### The exercise
In the entries that follow, find the word "Utah" and report each line it is on.

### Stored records

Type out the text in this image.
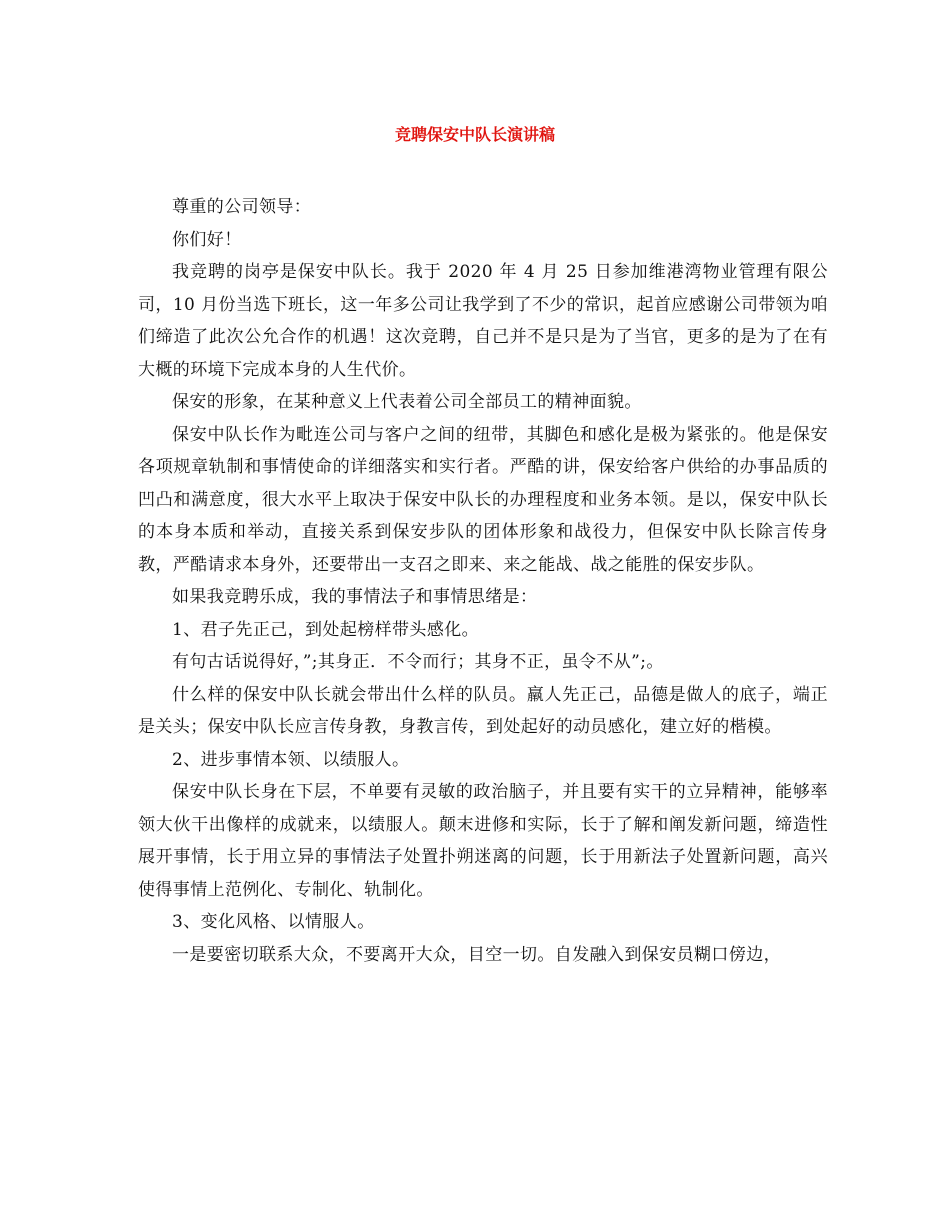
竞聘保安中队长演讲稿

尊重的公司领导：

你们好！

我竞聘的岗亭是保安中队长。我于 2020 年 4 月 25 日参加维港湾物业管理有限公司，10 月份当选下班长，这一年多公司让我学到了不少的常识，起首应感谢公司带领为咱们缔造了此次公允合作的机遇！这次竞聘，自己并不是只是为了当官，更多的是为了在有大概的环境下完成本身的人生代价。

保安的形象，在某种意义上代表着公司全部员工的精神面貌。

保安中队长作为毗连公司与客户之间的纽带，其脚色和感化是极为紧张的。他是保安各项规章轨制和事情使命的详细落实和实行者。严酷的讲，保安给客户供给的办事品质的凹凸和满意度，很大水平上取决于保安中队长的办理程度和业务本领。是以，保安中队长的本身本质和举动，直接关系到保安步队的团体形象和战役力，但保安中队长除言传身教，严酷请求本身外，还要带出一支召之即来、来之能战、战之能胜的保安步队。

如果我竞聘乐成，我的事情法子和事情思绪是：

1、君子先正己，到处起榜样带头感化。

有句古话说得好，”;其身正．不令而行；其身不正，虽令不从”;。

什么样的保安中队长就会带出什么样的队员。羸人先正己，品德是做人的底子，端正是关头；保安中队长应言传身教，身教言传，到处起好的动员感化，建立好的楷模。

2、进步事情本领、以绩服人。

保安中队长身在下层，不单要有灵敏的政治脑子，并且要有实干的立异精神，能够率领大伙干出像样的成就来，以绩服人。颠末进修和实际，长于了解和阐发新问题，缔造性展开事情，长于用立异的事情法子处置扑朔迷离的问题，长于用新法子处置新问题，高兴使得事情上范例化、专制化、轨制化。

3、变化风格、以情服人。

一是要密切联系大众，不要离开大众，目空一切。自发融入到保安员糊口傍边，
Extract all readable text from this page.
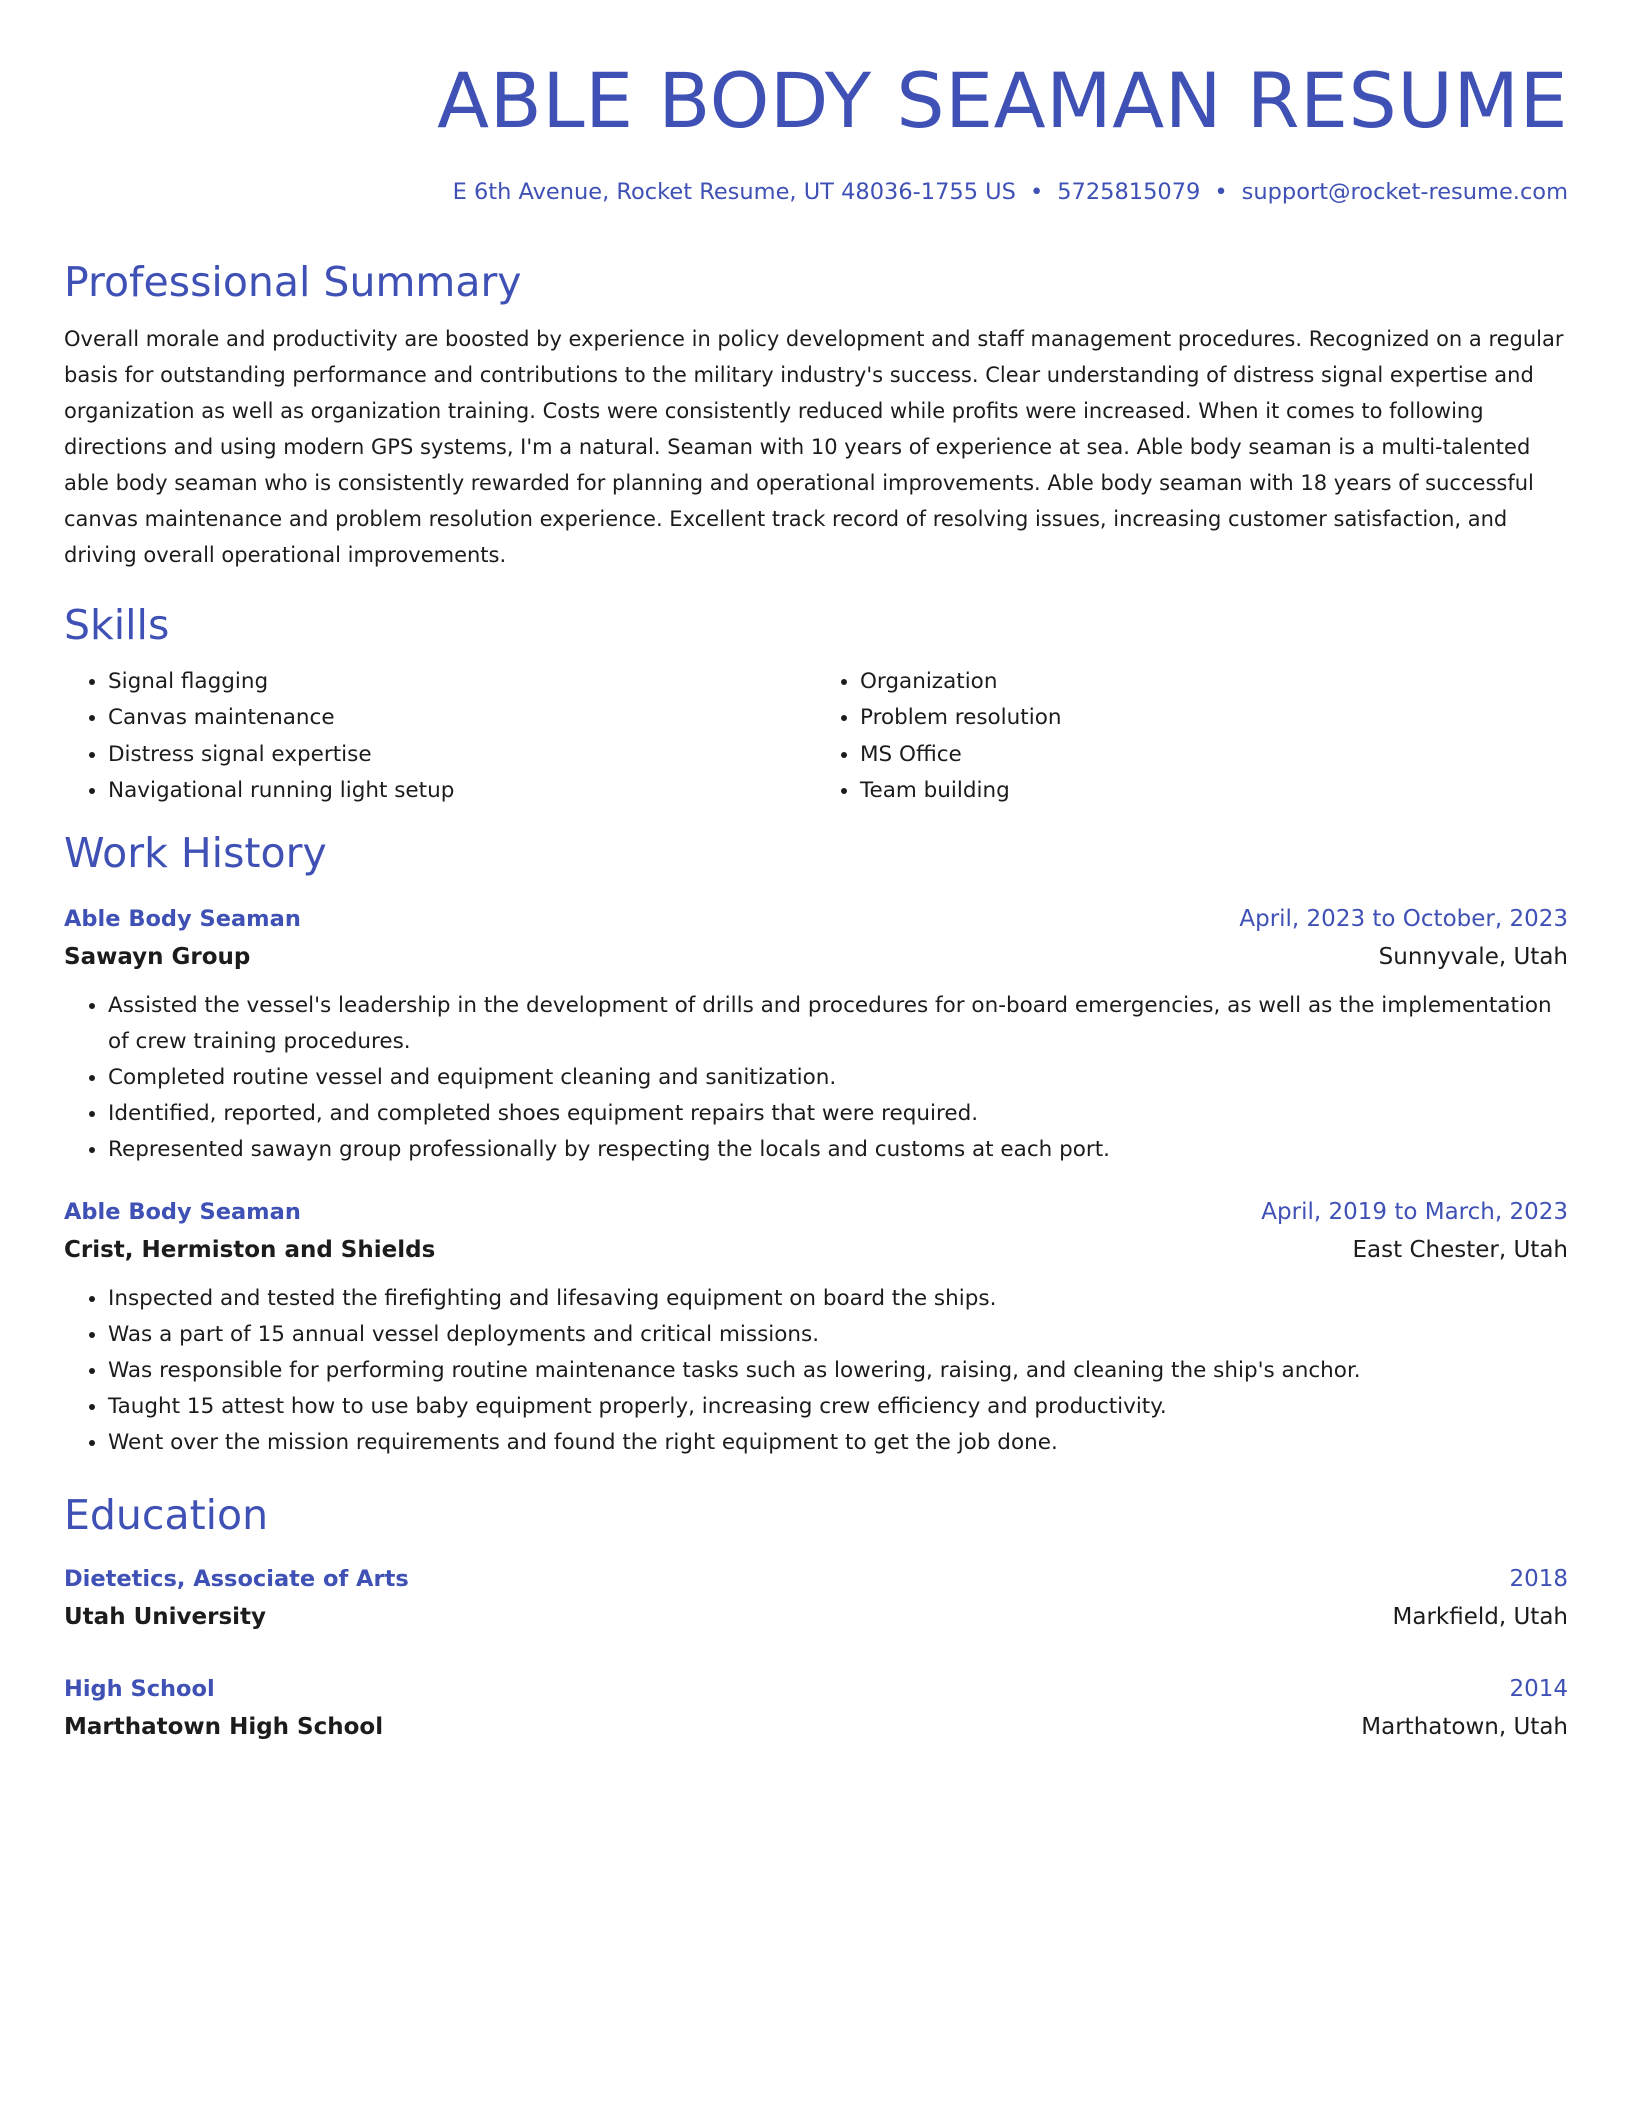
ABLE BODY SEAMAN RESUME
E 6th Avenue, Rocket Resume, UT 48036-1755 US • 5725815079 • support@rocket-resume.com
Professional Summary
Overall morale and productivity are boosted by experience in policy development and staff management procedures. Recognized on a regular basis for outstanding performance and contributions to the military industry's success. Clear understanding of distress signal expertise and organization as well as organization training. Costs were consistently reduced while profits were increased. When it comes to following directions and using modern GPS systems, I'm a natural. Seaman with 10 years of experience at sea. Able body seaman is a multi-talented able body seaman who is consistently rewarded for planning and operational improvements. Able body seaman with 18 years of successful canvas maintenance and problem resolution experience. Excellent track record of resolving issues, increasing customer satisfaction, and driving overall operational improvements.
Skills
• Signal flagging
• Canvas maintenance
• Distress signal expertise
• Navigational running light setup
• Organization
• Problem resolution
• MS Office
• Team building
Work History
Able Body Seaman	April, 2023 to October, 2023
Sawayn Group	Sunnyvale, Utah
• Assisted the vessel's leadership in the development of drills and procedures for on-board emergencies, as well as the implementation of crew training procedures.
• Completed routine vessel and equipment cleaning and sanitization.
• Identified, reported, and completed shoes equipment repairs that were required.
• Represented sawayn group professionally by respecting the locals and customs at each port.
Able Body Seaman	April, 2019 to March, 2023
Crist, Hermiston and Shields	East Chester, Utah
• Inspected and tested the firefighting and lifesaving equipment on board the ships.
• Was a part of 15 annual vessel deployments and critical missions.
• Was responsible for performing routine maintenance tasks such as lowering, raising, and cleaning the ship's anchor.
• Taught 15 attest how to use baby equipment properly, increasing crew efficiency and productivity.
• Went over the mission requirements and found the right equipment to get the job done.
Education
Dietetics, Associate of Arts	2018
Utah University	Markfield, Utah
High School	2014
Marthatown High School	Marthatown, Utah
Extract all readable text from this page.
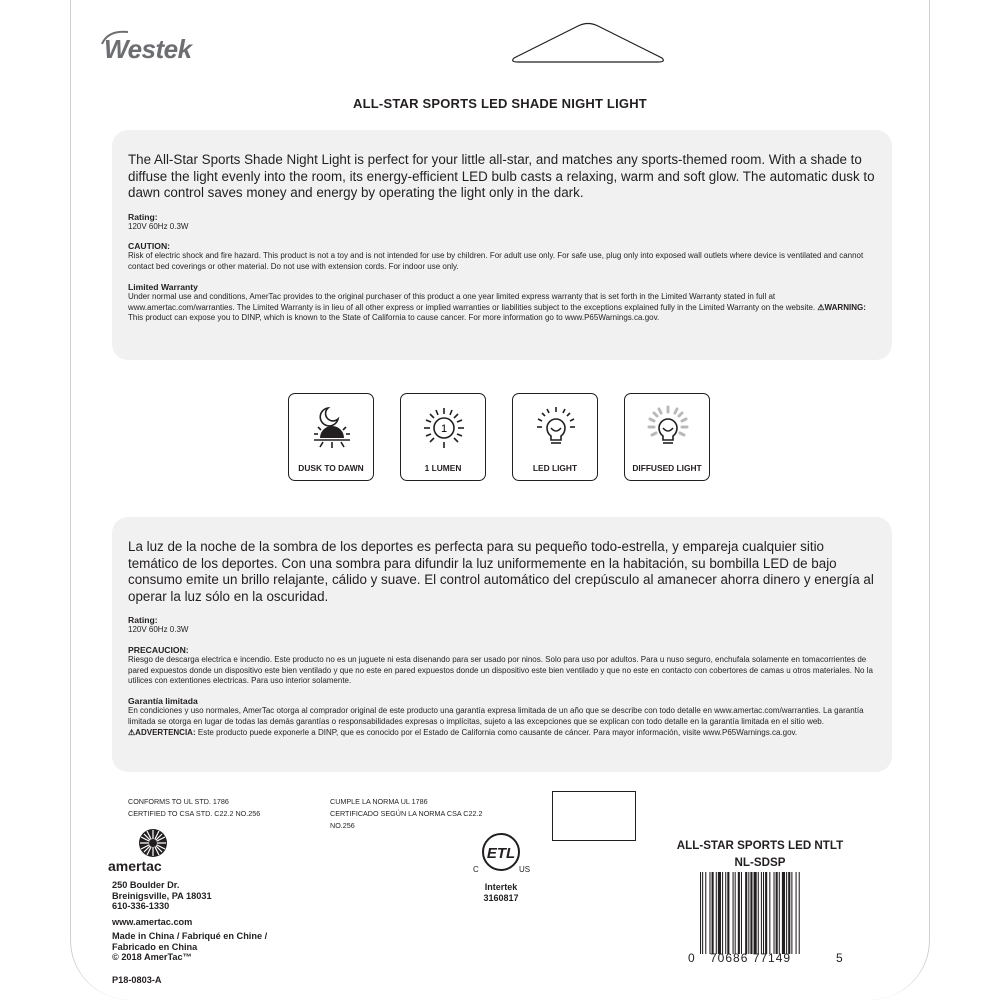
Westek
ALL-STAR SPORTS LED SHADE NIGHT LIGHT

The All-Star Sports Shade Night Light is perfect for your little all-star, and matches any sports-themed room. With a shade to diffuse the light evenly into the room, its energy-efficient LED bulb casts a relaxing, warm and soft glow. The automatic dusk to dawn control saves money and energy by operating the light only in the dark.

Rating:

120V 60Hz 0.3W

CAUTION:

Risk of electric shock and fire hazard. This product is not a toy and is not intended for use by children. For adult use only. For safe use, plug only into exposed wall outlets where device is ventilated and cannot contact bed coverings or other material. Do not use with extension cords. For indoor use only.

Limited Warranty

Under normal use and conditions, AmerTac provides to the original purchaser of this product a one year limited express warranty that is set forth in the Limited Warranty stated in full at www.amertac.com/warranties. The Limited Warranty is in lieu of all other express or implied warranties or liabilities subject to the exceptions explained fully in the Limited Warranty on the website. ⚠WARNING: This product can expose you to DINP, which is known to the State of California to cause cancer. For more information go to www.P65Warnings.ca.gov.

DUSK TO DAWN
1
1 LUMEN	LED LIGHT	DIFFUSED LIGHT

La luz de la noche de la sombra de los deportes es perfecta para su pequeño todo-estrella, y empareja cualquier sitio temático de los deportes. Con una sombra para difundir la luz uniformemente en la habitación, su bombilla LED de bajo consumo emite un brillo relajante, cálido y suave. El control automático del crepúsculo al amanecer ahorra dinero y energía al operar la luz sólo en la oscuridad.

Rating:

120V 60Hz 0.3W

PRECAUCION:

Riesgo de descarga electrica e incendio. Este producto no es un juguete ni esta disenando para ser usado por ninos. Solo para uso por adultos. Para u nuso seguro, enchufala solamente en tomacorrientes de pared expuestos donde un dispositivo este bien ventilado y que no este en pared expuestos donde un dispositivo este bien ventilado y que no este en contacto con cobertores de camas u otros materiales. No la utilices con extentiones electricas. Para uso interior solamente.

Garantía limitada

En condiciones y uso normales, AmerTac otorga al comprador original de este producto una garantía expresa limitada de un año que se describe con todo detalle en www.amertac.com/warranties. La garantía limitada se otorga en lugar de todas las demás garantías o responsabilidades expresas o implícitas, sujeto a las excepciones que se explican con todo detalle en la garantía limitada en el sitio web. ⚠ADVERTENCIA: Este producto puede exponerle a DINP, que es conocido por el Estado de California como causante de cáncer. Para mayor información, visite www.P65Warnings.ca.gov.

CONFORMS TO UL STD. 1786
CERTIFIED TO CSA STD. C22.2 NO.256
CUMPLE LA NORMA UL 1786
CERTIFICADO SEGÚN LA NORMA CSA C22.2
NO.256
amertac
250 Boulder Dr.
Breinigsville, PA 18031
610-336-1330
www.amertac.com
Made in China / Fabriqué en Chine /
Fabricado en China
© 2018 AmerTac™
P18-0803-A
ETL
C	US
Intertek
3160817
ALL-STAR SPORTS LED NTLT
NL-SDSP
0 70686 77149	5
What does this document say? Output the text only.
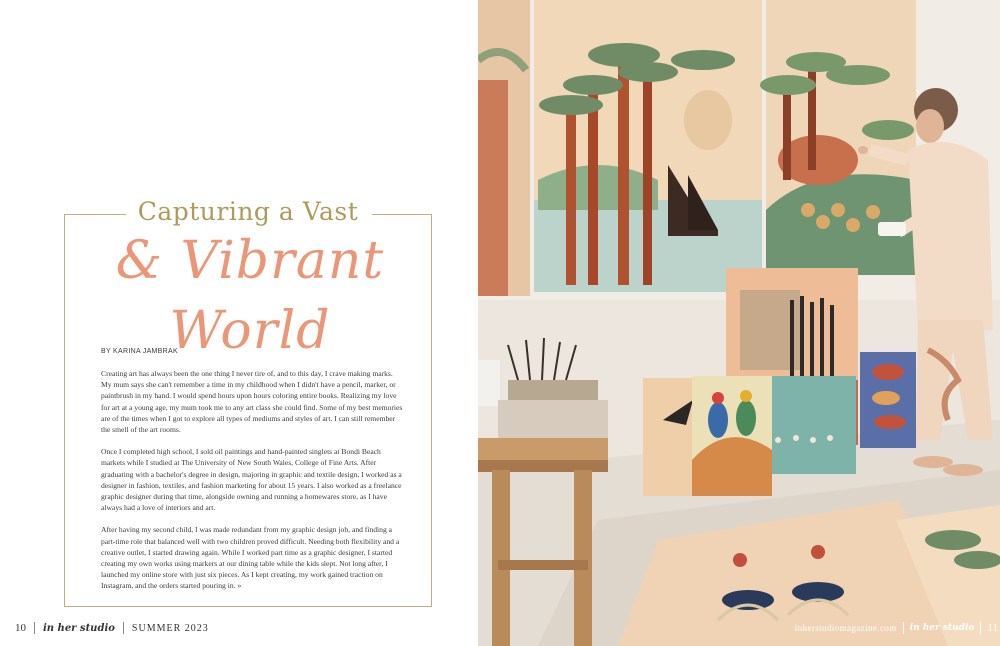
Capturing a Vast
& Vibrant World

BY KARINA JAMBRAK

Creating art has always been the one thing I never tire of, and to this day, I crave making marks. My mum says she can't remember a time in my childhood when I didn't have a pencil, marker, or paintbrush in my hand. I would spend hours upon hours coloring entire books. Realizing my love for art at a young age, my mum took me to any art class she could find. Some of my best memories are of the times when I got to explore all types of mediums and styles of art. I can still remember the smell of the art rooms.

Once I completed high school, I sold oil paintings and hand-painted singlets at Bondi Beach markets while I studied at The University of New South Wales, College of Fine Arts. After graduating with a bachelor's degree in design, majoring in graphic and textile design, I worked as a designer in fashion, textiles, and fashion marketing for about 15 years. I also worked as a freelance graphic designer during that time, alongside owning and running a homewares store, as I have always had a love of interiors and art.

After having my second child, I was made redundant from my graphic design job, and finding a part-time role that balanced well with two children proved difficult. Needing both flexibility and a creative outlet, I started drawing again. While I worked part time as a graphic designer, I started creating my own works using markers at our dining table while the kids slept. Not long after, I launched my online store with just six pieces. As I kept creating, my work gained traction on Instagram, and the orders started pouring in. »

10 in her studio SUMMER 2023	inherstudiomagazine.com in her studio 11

### Solution to this exercise
Sawayn Group	Sunnyvale, Utah
Crist, Hermiston and Shields	East Chester, Utah
Utah University	Markfield, Utah
Marthatown High School	Marthatown, Utah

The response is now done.